• _SET PROBLEM_: State the number of lines that hold the string "price", with nothing added.

• _SUPPLIED MATERIAL_:
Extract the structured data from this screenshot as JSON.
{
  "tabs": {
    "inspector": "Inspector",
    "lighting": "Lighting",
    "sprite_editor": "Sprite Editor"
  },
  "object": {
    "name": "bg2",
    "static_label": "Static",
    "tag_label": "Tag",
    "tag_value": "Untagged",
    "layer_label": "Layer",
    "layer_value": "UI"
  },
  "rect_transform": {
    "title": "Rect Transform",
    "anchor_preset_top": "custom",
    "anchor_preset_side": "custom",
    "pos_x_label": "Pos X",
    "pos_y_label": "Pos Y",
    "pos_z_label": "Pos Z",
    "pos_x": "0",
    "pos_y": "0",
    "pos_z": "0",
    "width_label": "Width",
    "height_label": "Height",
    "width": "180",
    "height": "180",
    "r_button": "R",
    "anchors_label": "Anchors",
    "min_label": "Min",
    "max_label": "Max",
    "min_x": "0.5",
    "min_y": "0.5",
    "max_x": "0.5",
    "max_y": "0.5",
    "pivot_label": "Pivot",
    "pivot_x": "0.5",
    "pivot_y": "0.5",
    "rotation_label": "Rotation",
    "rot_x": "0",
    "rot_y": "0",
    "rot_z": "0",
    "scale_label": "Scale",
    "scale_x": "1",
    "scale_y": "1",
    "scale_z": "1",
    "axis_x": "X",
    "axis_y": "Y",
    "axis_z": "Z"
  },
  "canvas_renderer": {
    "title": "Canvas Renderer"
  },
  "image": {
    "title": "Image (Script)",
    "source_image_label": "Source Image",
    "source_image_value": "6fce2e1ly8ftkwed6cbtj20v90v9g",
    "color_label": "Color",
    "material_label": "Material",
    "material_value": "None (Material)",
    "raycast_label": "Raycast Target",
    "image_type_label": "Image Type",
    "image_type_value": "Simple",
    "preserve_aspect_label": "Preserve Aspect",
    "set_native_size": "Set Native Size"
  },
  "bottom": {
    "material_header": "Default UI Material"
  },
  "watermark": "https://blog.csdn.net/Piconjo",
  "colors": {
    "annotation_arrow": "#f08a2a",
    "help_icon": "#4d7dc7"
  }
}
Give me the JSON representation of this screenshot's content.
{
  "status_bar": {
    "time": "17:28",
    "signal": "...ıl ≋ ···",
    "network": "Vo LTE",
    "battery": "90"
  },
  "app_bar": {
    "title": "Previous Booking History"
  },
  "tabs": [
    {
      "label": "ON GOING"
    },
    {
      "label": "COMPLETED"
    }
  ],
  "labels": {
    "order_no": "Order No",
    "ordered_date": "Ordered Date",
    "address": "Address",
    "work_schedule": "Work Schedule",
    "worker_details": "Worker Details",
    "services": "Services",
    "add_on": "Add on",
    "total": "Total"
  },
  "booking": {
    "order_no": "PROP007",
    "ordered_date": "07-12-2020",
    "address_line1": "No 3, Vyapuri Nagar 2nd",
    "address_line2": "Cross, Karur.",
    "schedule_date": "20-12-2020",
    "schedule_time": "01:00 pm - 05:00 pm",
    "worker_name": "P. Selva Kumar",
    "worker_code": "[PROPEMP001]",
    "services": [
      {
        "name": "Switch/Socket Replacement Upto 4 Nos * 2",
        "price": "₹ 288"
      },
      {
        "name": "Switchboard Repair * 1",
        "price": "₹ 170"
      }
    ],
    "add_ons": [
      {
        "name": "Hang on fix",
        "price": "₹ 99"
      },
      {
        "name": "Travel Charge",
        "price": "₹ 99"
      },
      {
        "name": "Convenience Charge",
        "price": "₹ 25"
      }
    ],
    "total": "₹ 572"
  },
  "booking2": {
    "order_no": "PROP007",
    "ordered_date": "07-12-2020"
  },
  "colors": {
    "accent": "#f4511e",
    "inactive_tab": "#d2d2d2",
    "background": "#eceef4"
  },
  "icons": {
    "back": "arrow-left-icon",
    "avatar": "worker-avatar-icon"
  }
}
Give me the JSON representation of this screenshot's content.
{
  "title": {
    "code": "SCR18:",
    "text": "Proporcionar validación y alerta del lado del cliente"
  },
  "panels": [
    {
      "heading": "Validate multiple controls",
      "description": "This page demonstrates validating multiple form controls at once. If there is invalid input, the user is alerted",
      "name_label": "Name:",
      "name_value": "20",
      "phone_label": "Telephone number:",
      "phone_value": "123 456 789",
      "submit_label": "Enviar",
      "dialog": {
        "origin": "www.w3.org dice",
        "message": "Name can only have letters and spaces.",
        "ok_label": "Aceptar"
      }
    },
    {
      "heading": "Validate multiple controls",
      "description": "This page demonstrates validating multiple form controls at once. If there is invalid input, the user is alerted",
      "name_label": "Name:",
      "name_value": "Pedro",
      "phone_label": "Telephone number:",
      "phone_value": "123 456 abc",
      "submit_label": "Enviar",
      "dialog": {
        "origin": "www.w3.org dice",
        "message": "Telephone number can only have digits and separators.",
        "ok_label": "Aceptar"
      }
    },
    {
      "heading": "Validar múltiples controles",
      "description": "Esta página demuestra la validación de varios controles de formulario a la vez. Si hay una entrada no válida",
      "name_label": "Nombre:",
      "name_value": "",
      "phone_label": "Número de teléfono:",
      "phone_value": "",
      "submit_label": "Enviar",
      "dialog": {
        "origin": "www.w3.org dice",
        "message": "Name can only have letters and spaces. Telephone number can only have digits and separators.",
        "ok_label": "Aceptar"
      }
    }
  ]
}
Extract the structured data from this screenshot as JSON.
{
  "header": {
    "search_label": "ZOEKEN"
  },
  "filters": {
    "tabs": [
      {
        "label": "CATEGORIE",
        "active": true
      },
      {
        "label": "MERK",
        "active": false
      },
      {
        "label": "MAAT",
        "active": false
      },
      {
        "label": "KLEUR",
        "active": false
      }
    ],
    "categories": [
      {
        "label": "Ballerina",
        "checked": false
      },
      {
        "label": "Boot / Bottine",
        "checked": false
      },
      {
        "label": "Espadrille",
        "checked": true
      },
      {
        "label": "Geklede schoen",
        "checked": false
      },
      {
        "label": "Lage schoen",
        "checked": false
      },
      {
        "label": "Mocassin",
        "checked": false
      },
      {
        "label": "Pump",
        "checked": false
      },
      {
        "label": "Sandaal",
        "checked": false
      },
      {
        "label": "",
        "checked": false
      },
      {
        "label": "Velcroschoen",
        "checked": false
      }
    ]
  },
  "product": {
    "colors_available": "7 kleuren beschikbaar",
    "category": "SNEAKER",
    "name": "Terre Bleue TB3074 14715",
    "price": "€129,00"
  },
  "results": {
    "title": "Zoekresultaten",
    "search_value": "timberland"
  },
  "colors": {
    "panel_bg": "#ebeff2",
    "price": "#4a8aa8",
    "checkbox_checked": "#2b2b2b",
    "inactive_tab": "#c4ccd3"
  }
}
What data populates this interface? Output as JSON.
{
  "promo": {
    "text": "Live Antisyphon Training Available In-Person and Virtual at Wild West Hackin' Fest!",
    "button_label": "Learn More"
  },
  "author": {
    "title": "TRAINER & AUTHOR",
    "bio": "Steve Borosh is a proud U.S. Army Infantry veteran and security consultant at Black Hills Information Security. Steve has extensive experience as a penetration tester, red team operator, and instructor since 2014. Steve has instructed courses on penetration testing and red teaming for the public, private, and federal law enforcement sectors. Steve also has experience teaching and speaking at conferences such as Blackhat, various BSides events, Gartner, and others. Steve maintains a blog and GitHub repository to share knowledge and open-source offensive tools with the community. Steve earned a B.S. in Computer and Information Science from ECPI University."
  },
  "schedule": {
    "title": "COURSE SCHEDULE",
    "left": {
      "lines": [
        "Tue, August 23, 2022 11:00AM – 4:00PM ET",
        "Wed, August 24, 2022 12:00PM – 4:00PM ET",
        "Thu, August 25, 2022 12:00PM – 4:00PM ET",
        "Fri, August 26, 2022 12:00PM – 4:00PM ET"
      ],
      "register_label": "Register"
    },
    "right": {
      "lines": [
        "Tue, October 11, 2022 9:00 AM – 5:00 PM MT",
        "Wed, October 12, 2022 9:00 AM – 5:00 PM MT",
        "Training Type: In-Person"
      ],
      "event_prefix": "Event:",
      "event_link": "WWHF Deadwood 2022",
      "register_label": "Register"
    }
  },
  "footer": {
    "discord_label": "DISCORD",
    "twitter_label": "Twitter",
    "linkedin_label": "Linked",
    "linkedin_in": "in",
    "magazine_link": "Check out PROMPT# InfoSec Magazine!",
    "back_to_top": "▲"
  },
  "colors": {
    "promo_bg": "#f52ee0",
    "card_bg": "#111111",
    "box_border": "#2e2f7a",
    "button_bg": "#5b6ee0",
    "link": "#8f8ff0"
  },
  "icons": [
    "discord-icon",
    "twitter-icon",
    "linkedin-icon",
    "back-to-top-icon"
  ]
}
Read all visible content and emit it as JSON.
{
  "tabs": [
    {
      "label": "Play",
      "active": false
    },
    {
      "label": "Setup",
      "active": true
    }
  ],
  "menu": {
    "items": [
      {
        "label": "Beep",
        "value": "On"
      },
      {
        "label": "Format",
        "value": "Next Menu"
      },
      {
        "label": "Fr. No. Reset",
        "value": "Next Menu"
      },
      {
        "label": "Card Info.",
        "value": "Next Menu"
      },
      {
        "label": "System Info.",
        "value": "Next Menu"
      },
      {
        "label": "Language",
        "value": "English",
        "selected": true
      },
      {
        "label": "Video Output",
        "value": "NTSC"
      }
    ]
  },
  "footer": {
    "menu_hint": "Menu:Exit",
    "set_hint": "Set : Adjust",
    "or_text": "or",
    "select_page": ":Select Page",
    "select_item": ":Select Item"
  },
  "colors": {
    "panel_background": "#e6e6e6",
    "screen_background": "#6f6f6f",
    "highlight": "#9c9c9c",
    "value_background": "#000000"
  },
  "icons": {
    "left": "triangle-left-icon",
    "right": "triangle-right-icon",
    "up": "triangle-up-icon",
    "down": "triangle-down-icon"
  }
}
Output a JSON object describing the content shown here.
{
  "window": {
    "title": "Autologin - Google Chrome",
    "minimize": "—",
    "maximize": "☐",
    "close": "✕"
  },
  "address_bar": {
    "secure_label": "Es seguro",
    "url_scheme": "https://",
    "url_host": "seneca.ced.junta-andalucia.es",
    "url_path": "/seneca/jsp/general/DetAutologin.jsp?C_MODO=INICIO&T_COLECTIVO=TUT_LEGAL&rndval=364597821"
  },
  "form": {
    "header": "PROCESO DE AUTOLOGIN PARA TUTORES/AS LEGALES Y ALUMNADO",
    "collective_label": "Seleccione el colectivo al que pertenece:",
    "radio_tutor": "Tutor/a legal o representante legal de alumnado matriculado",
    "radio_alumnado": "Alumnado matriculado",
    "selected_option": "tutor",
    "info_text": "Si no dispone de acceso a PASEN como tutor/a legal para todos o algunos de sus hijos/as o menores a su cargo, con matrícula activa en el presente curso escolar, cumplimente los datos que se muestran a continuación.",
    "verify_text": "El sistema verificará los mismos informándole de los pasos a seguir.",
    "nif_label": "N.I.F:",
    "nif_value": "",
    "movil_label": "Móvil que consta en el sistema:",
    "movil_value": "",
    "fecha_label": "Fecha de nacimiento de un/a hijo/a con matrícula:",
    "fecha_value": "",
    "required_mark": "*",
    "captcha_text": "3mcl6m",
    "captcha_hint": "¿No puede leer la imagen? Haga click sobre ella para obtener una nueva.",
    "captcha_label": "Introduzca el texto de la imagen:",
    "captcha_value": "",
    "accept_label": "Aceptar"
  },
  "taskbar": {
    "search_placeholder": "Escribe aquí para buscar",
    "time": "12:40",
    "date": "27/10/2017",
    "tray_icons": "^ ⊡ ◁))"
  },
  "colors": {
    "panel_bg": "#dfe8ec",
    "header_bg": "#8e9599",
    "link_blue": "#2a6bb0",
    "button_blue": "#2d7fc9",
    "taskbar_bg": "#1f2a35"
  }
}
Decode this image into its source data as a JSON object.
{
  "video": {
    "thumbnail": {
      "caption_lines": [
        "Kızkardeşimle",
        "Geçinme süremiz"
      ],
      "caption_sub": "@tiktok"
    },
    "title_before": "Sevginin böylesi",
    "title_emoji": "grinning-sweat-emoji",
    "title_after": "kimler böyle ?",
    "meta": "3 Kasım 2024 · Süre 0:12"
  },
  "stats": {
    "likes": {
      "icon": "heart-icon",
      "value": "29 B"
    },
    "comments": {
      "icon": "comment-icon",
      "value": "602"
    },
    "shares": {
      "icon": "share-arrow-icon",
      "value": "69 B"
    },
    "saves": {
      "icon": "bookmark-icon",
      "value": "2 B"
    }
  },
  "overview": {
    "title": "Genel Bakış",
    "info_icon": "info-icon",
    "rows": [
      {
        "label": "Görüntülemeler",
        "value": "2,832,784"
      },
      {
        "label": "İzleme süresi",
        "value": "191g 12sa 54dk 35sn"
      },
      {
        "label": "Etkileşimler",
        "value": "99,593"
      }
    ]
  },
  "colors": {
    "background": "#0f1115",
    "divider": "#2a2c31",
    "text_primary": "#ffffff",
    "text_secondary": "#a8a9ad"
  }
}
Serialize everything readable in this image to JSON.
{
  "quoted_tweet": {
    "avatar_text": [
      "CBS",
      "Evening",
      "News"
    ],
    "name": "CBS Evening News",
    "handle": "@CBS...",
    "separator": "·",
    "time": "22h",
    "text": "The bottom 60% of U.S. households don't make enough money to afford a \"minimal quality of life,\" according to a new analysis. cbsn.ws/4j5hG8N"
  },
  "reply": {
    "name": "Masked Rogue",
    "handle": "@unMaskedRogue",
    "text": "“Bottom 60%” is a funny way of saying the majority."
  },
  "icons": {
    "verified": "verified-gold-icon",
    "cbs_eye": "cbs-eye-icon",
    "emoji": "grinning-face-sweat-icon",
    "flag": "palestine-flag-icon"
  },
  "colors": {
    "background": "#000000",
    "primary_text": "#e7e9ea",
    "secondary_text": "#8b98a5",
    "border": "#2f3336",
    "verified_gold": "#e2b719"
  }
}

• _ANSWER FOR THE TASK_: 7